The task:
Select all lines holding the word "subtitle" from the entries that follow.

%%

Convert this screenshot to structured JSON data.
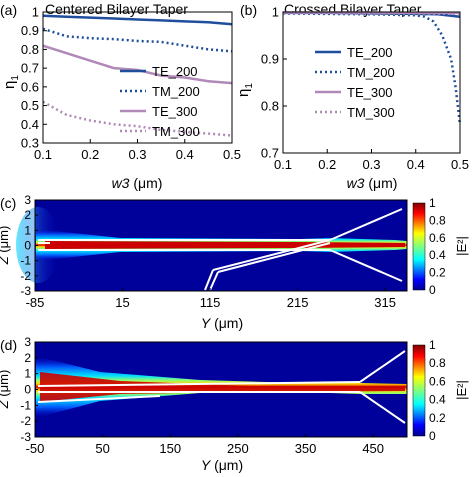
{
  "chart_data": [
    {
      "type": "line",
      "panel_label": "(a)",
      "title": "Centered Bilayer Taper",
      "xlabel_var": "w3",
      "xlabel_unit": "(μm)",
      "ylabel_main": "η",
      "ylabel_sub": "1",
      "xlim": [
        0.1,
        0.5
      ],
      "ylim": [
        0.3,
        1.0
      ],
      "xticks": [
        "0.1",
        "0.2",
        "0.3",
        "0.4",
        "0.5"
      ],
      "yticks": [
        "0.3",
        "0.4",
        "0.5",
        "0.6",
        "0.7",
        "0.8",
        "0.9",
        "1"
      ],
      "legend_position": "right",
      "series": [
        {
          "name": "TE_200",
          "color": "#1f4e9c",
          "style": "solid",
          "x": [
            0.1,
            0.15,
            0.2,
            0.25,
            0.3,
            0.35,
            0.4,
            0.45,
            0.5
          ],
          "y": [
            0.98,
            0.975,
            0.97,
            0.965,
            0.96,
            0.955,
            0.95,
            0.945,
            0.935
          ]
        },
        {
          "name": "TM_200",
          "color": "#1f4e9c",
          "style": "dotted",
          "x": [
            0.1,
            0.15,
            0.2,
            0.25,
            0.3,
            0.35,
            0.4,
            0.45,
            0.5
          ],
          "y": [
            0.91,
            0.87,
            0.86,
            0.855,
            0.845,
            0.84,
            0.82,
            0.8,
            0.79
          ]
        },
        {
          "name": "TE_300",
          "color": "#b089b8",
          "style": "solid",
          "x": [
            0.1,
            0.15,
            0.2,
            0.25,
            0.3,
            0.35,
            0.4,
            0.45,
            0.5
          ],
          "y": [
            0.82,
            0.78,
            0.74,
            0.7,
            0.69,
            0.66,
            0.65,
            0.63,
            0.62
          ]
        },
        {
          "name": "TM_300",
          "color": "#b089b8",
          "style": "dotted",
          "x": [
            0.1,
            0.15,
            0.2,
            0.25,
            0.3,
            0.35,
            0.4,
            0.45,
            0.5
          ],
          "y": [
            0.52,
            0.45,
            0.42,
            0.4,
            0.39,
            0.37,
            0.36,
            0.35,
            0.34
          ]
        }
      ]
    },
    {
      "type": "line",
      "panel_label": "(b)",
      "title": "Crossed Bilayer Taper",
      "xlabel_var": "w3",
      "xlabel_unit": "(μm)",
      "ylabel_main": "η",
      "ylabel_sub": "1",
      "xlim": [
        0.1,
        0.5
      ],
      "ylim": [
        0.7,
        1.0
      ],
      "xticks": [
        "0.1",
        "0.2",
        "0.3",
        "0.4",
        "0.5"
      ],
      "yticks": [
        "0.7",
        "0.8",
        "0.9",
        "1"
      ],
      "legend_position": "right",
      "series": [
        {
          "name": "TE_200",
          "color": "#1f4e9c",
          "style": "solid",
          "x": [
            0.1,
            0.2,
            0.3,
            0.4,
            0.45,
            0.5
          ],
          "y": [
            0.998,
            0.998,
            0.997,
            0.996,
            0.995,
            0.99
          ]
        },
        {
          "name": "TM_200",
          "color": "#1f4e9c",
          "style": "dotted",
          "x": [
            0.1,
            0.2,
            0.3,
            0.4,
            0.42,
            0.44,
            0.46,
            0.48,
            0.49,
            0.5
          ],
          "y": [
            0.997,
            0.996,
            0.995,
            0.993,
            0.99,
            0.98,
            0.95,
            0.9,
            0.84,
            0.76
          ]
        },
        {
          "name": "TE_300",
          "color": "#b089b8",
          "style": "solid",
          "x": [
            0.1,
            0.2,
            0.3,
            0.4,
            0.5
          ],
          "y": [
            0.999,
            0.999,
            0.999,
            0.998,
            0.998
          ]
        },
        {
          "name": "TM_300",
          "color": "#b089b8",
          "style": "dotted",
          "x": [
            0.1,
            0.2,
            0.3,
            0.4,
            0.5
          ],
          "y": [
            0.998,
            0.998,
            0.997,
            0.997,
            0.996
          ]
        }
      ]
    },
    {
      "type": "heatmap",
      "panel_label": "(c)",
      "xlabel_var": "Y",
      "xlabel_unit": "(μm)",
      "ylabel_var": "Z",
      "ylabel_unit": "(μm)",
      "xlim": [
        -85,
        340
      ],
      "ylim": [
        -3,
        3
      ],
      "xticks": [
        -85,
        15,
        115,
        215,
        315
      ],
      "yticks": [
        3,
        2,
        1,
        0,
        -1,
        -2,
        -3
      ],
      "colorbar_label": "|E²|",
      "colorbar_ticks": [
        "0",
        "0.2",
        "0.4",
        "0.6",
        "0.8",
        "1"
      ],
      "colormap": "jet"
    },
    {
      "type": "heatmap",
      "panel_label": "(d)",
      "xlabel_var": "Y",
      "xlabel_unit": "(μm)",
      "ylabel_var": "Z",
      "ylabel_unit": "(μm)",
      "xlim": [
        -50,
        500
      ],
      "ylim": [
        -3,
        3
      ],
      "xticks": [
        -50,
        50,
        150,
        250,
        350,
        450
      ],
      "yticks": [
        3,
        2,
        1,
        0,
        -1,
        -2,
        -3
      ],
      "colorbar_label": "|E²|",
      "colorbar_ticks": [
        "0",
        "0.2",
        "0.4",
        "0.6",
        "0.8",
        "1"
      ],
      "colormap": "jet"
    }
  ]
}
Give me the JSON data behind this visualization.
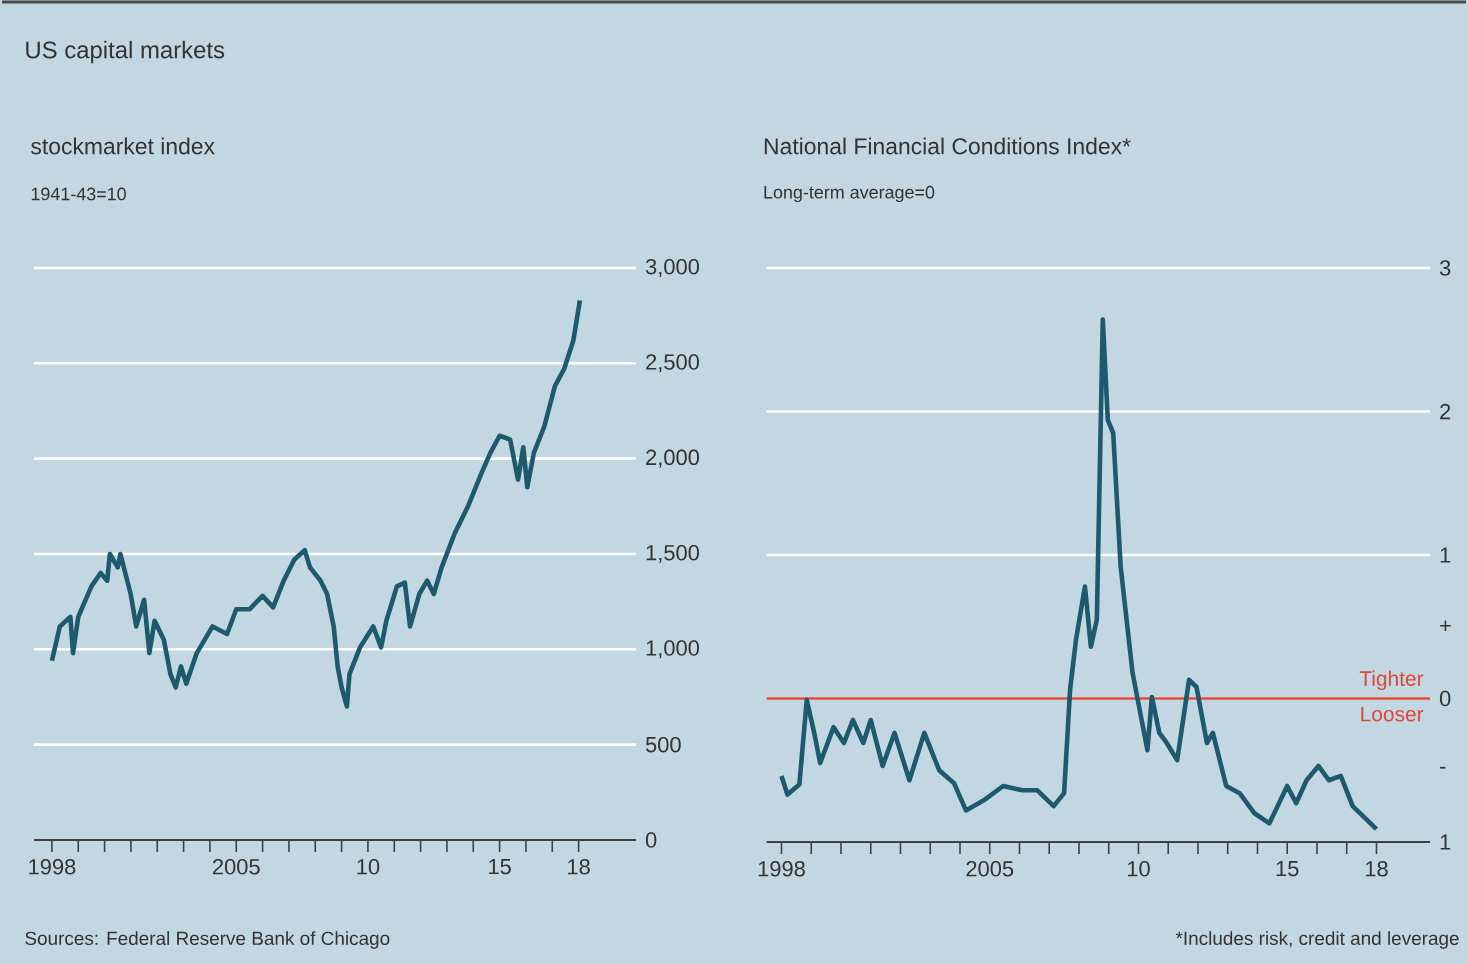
{
  "chart_data": [
    {
      "type": "line",
      "title": "stockmarket index",
      "subtitle": "1941-43=10",
      "annotations": [
        "US capital markets",
        "Sources: Federal Reserve Bank of Chicago"
      ],
      "x": [
        1998.0,
        1998.3,
        1998.7,
        1998.8,
        1999.0,
        1999.5,
        1999.85,
        2000.1,
        2000.2,
        2000.5,
        2000.6,
        2000.99,
        2001.2,
        2001.5,
        2001.7,
        2001.9,
        2002.25,
        2002.5,
        2002.7,
        2002.9,
        2003.1,
        2003.5,
        2004.1,
        2004.65,
        2005.0,
        2005.5,
        2006.0,
        2006.4,
        2006.8,
        2007.2,
        2007.6,
        2007.8,
        2008.2,
        2008.45,
        2008.7,
        2008.85,
        2009.0,
        2009.2,
        2009.3,
        2009.7,
        2010.2,
        2010.5,
        2010.7,
        2011.1,
        2011.4,
        2011.6,
        2011.95,
        2012.25,
        2012.5,
        2012.8,
        2013.3,
        2013.8,
        2014.3,
        2014.65,
        2015.0,
        2015.4,
        2015.7,
        2015.9,
        2016.05,
        2016.3,
        2016.7,
        2017.1,
        2017.45,
        2017.8,
        2018.05
      ],
      "values": [
        940,
        1120,
        1170,
        980,
        1170,
        1330,
        1400,
        1360,
        1500,
        1430,
        1500,
        1290,
        1120,
        1260,
        980,
        1150,
        1050,
        870,
        800,
        910,
        820,
        980,
        1120,
        1080,
        1210,
        1210,
        1280,
        1220,
        1360,
        1470,
        1520,
        1430,
        1360,
        1290,
        1120,
        910,
        800,
        700,
        870,
        1010,
        1120,
        1010,
        1150,
        1330,
        1350,
        1120,
        1290,
        1360,
        1290,
        1430,
        1610,
        1750,
        1920,
        2030,
        2120,
        2100,
        1890,
        2060,
        1850,
        2030,
        2170,
        2380,
        2470,
        2620,
        2830
      ],
      "color": "#1d5a6e",
      "grid": "y",
      "xlim": [
        1997.32,
        2020.18
      ],
      "ylim": [
        0,
        3000
      ],
      "xticks": [
        {
          "value": 1998,
          "label": "1998"
        },
        {
          "value": 1999,
          "label": null
        },
        {
          "value": 2000,
          "label": null
        },
        {
          "value": 2001,
          "label": null
        },
        {
          "value": 2002,
          "label": null
        },
        {
          "value": 2003,
          "label": null
        },
        {
          "value": 2004,
          "label": null
        },
        {
          "value": 2005,
          "label": "2005"
        },
        {
          "value": 2006,
          "label": null
        },
        {
          "value": 2007,
          "label": null
        },
        {
          "value": 2008,
          "label": null
        },
        {
          "value": 2009,
          "label": null
        },
        {
          "value": 2010,
          "label": "10"
        },
        {
          "value": 2011,
          "label": null
        },
        {
          "value": 2012,
          "label": null
        },
        {
          "value": 2013,
          "label": null
        },
        {
          "value": 2014,
          "label": null
        },
        {
          "value": 2015,
          "label": "15"
        },
        {
          "value": 2016,
          "label": null
        },
        {
          "value": 2017,
          "label": null
        },
        {
          "value": 2018,
          "label": "18"
        }
      ],
      "yticks": [
        {
          "value": 0,
          "label": "0"
        },
        {
          "value": 500,
          "label": "500"
        },
        {
          "value": 1000,
          "label": "1,000"
        },
        {
          "value": 1500,
          "label": "1,500"
        },
        {
          "value": 2000,
          "label": "2,000"
        },
        {
          "value": 2500,
          "label": "2,500"
        },
        {
          "value": 3000,
          "label": "3,000"
        }
      ]
    },
    {
      "type": "line",
      "title": "National Financial Conditions Index*",
      "subtitle": "Long-term average=0",
      "annotations": [
        "Tighter",
        "Looser",
        "*Includes risk, credit and leverage"
      ],
      "x": [
        1998.0,
        1998.2,
        1998.6,
        1998.85,
        1999.1,
        1999.3,
        1999.75,
        2000.1,
        2000.4,
        2000.75,
        2001.0,
        2001.4,
        2001.8,
        2002.3,
        2002.8,
        2003.3,
        2003.8,
        2004.2,
        2004.8,
        2005.45,
        2006.1,
        2006.6,
        2007.15,
        2007.5,
        2007.7,
        2007.9,
        2008.2,
        2008.4,
        2008.6,
        2008.8,
        2008.97,
        2009.15,
        2009.4,
        2009.8,
        2010.3,
        2010.45,
        2010.7,
        2010.95,
        2011.3,
        2011.7,
        2011.95,
        2012.3,
        2012.5,
        2012.95,
        2013.4,
        2013.9,
        2014.4,
        2015.0,
        2015.3,
        2015.65,
        2016.05,
        2016.4,
        2016.8,
        2017.2,
        2018.0
      ],
      "values": [
        -0.54,
        -0.67,
        -0.6,
        -0.01,
        -0.24,
        -0.45,
        -0.2,
        -0.31,
        -0.15,
        -0.31,
        -0.15,
        -0.47,
        -0.24,
        -0.57,
        -0.24,
        -0.5,
        -0.59,
        -0.78,
        -0.71,
        -0.61,
        -0.64,
        -0.64,
        -0.75,
        -0.66,
        0.06,
        0.41,
        0.78,
        0.36,
        0.55,
        2.64,
        1.94,
        1.85,
        0.92,
        0.18,
        -0.36,
        0.01,
        -0.24,
        -0.31,
        -0.43,
        0.13,
        0.08,
        -0.31,
        -0.24,
        -0.61,
        -0.66,
        -0.8,
        -0.87,
        -0.61,
        -0.73,
        -0.57,
        -0.47,
        -0.57,
        -0.54,
        -0.75,
        -0.91
      ],
      "color": "#1d5a6e",
      "grid": "y",
      "xlim": [
        1997.5,
        2019.8
      ],
      "ylim": [
        -1,
        3
      ],
      "xticks": [
        {
          "value": 1998,
          "label": "1998"
        },
        {
          "value": 1999,
          "label": null
        },
        {
          "value": 2000,
          "label": null
        },
        {
          "value": 2001,
          "label": null
        },
        {
          "value": 2002,
          "label": null
        },
        {
          "value": 2003,
          "label": null
        },
        {
          "value": 2004,
          "label": null
        },
        {
          "value": 2005,
          "label": "2005"
        },
        {
          "value": 2006,
          "label": null
        },
        {
          "value": 2007,
          "label": null
        },
        {
          "value": 2008,
          "label": null
        },
        {
          "value": 2009,
          "label": null
        },
        {
          "value": 2010,
          "label": "10"
        },
        {
          "value": 2011,
          "label": null
        },
        {
          "value": 2012,
          "label": null
        },
        {
          "value": 2013,
          "label": null
        },
        {
          "value": 2014,
          "label": null
        },
        {
          "value": 2015,
          "label": "15"
        },
        {
          "value": 2016,
          "label": null
        },
        {
          "value": 2017,
          "label": null
        },
        {
          "value": 2018,
          "label": "18"
        }
      ],
      "yticks": [
        {
          "value": -1,
          "label": "1"
        },
        {
          "value": -0.5,
          "label": "-"
        },
        {
          "value": 0,
          "label": "0"
        },
        {
          "value": 0.5,
          "label": "+"
        },
        {
          "value": 1,
          "label": "1"
        },
        {
          "value": 2,
          "label": "2"
        },
        {
          "value": 3,
          "label": "3"
        }
      ],
      "ref_lines": [
        {
          "axis": "y",
          "value": 0,
          "color": "#e0473a"
        }
      ]
    }
  ]
}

%%

Full output:
      "subtitle": "1941-43=10",
      "subtitle": "Long-term average=0",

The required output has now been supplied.